What is being asked: Sift the listing for lines that hold the string "由单层磷脂分子构成" and pull them out.

# # #

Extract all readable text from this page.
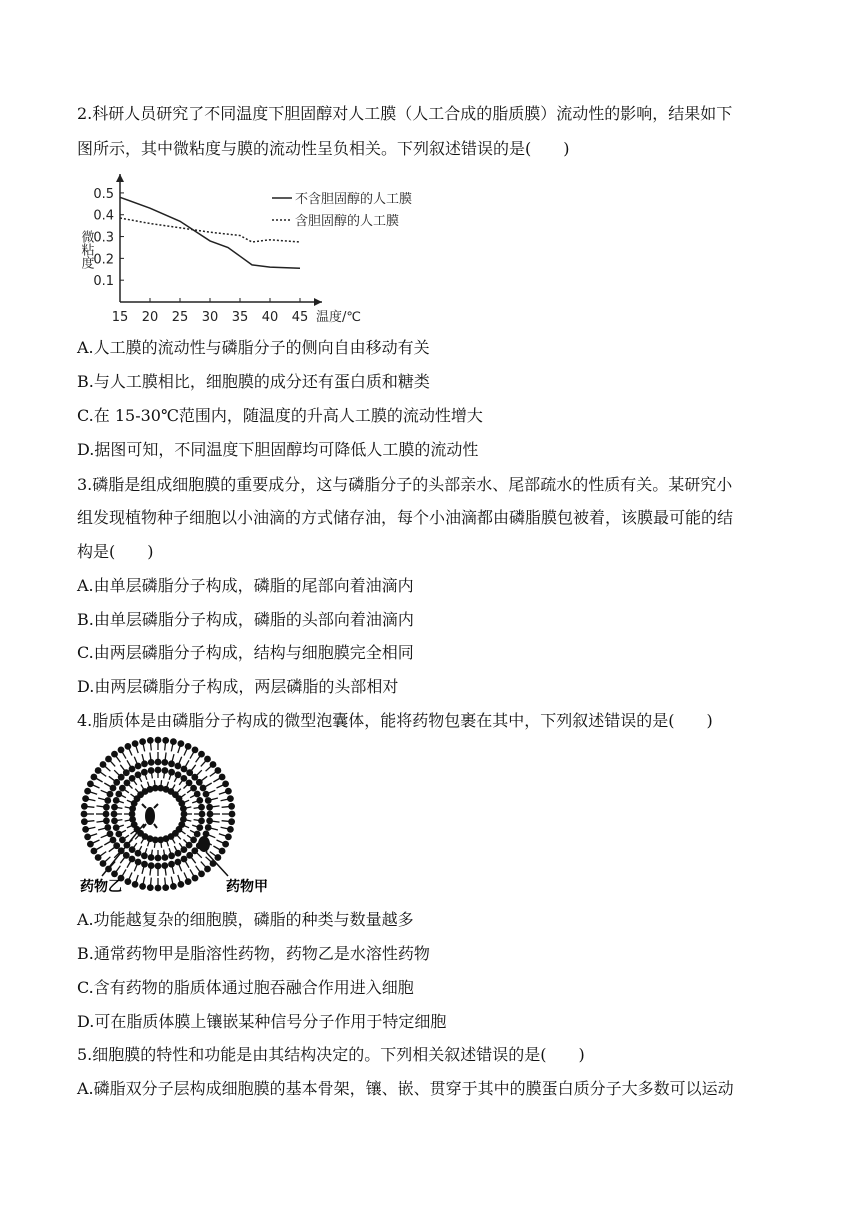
2.科研人员研究了不同温度下胆固醇对人工膜（人工合成的脂质膜）流动性的影响，结果如下
图所示，其中微粘度与膜的流动性呈负相关。下列叙述错误的是(　　)
15 20 25 30 35 40 45
0.1
0.2
0.3
0.4
0.5
温度/℃
微粘度
不含胆固醇的人工膜
含胆固醇的人工膜
A.人工膜的流动性与磷脂分子的侧向自由移动有关
B.与人工膜相比，细胞膜的成分还有蛋白质和糖类
C.在 15-30℃范围内，随温度的升高人工膜的流动性增大
D.据图可知，不同温度下胆固醇均可降低人工膜的流动性
3.磷脂是组成细胞膜的重要成分，这与磷脂分子的头部亲水、尾部疏水的性质有关。某研究小
组发现植物种子细胞以小油滴的方式储存油，每个小油滴都由磷脂膜包被着，该膜最可能的结
构是(　　)
A.由单层磷脂分子构成，磷脂的尾部向着油滴内
B.由单层磷脂分子构成，磷脂的头部向着油滴内
C.由两层磷脂分子构成，结构与细胞膜完全相同
D.由两层磷脂分子构成，两层磷脂的头部相对
4.脂质体是由磷脂分子构成的微型泡囊体，能将药物包裹在其中，下列叙述错误的是(　　)
药物乙	药物甲
A.功能越复杂的细胞膜，磷脂的种类与数量越多
B.通常药物甲是脂溶性药物，药物乙是水溶性药物
C.含有药物的脂质体通过胞吞融合作用进入细胞
D.可在脂质体膜上镶嵌某种信号分子作用于特定细胞
5.细胞膜的特性和功能是由其结构决定的。下列相关叙述错误的是(　　)
A.磷脂双分子层构成细胞膜的基本骨架，镶、嵌、贯穿于其中的膜蛋白质分子大多数可以运动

# # #

Reply to the task:
A.由单层磷脂分子构成，磷脂的尾部向着油滴内
B.由单层磷脂分子构成，磷脂的头部向着油滴内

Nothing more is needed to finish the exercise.